_TO BE DONE:_
Repeat the listing in full. Nothing may be added or left out.

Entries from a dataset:
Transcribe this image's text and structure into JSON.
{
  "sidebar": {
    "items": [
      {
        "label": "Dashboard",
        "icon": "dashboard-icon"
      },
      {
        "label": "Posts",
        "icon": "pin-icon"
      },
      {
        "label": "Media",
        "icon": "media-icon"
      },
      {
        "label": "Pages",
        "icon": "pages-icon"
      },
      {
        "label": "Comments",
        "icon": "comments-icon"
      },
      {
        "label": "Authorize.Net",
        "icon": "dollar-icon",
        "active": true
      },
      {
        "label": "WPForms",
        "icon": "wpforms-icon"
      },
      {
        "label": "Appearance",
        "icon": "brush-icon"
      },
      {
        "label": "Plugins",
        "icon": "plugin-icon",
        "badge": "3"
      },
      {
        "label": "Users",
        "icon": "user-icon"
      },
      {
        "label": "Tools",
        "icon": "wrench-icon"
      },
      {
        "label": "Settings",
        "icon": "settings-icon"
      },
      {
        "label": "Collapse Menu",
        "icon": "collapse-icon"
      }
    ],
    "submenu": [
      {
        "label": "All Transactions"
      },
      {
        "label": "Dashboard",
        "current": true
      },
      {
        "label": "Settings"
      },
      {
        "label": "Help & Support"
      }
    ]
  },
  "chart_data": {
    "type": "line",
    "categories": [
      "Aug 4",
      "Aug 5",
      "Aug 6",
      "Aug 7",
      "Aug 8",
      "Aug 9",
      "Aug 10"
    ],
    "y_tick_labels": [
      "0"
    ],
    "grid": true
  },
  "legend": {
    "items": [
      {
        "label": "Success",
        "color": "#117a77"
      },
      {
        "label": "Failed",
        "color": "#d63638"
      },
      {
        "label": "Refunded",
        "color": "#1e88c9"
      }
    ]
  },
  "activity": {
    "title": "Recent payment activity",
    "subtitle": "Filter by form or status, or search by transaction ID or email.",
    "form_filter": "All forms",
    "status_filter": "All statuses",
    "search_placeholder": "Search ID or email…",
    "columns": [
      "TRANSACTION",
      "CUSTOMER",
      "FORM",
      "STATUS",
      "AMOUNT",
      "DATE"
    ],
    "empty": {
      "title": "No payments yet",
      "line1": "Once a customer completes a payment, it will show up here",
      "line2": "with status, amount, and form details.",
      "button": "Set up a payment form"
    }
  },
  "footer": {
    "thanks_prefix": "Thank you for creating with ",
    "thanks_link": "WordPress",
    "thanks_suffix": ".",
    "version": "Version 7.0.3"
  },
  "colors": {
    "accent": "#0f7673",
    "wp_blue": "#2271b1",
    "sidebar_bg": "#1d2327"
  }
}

_EXERCISE SOLUTION:_
Transcribe this image's text and structure into JSON.
{
  "sidebar": {
    "items": [
      {
        "label": "Dashboard",
        "icon": "dashboard-icon"
      },
      {
        "label": "Posts",
        "icon": "pin-icon"
      },
      {
        "label": "Media",
        "icon": "media-icon"
      },
      {
        "label": "Pages",
        "icon": "pages-icon"
      },
      {
        "label": "Comments",
        "icon": "comments-icon"
      },
      {
        "label": "Authorize.Net",
        "icon": "dollar-icon",
        "active": true
      },
      {
        "label": "WPForms",
        "icon": "wpforms-icon"
      },
      {
        "label": "Appearance",
        "icon": "brush-icon"
      },
      {
        "label": "Plugins",
        "icon": "plugin-icon",
        "badge": "3"
      },
      {
        "label": "Users",
        "icon": "user-icon"
      },
      {
        "label": "Tools",
        "icon": "wrench-icon"
      },
      {
        "label": "Settings",
        "icon": "settings-icon"
      },
      {
        "label": "Collapse Menu",
        "icon": "collapse-icon"
      }
    ],
    "submenu": [
      {
        "label": "All Transactions"
      },
      {
        "label": "Dashboard",
        "current": true
      },
      {
        "label": "Settings"
      },
      {
        "label": "Help & Support"
      }
    ]
  },
  "chart_data": {
    "type": "line",
    "categories": [
      "Aug 4",
      "Aug 5",
      "Aug 6",
      "Aug 7",
      "Aug 8",
      "Aug 9",
      "Aug 10"
    ],
    "y_tick_labels": [
      "0"
    ],
    "grid": true
  },
  "legend": {
    "items": [
      {
        "label": "Success",
        "color": "#117a77"
      },
      {
        "label": "Failed",
        "color": "#d63638"
      },
      {
        "label": "Refunded",
        "color": "#1e88c9"
      }
    ]
  },
  "activity": {
    "title": "Recent payment activity",
    "subtitle": "Filter by form or status, or search by transaction ID or email.",
    "form_filter": "All forms",
    "status_filter": "All statuses",
    "search_placeholder": "Search ID or email…",
    "columns": [
      "TRANSACTION",
      "CUSTOMER",
      "FORM",
      "STATUS",
      "AMOUNT",
      "DATE"
    ],
    "empty": {
      "title": "No payments yet",
      "line1": "Once a customer completes a payment, it will show up here",
      "line2": "with status, amount, and form details.",
      "button": "Set up a payment form"
    }
  },
  "footer": {
    "thanks_prefix": "Thank you for creating with ",
    "thanks_link": "WordPress",
    "thanks_suffix": ".",
    "version": "Version 7.0.3"
  },
  "colors": {
    "accent": "#0f7673",
    "wp_blue": "#2271b1",
    "sidebar_bg": "#1d2327"
  }
}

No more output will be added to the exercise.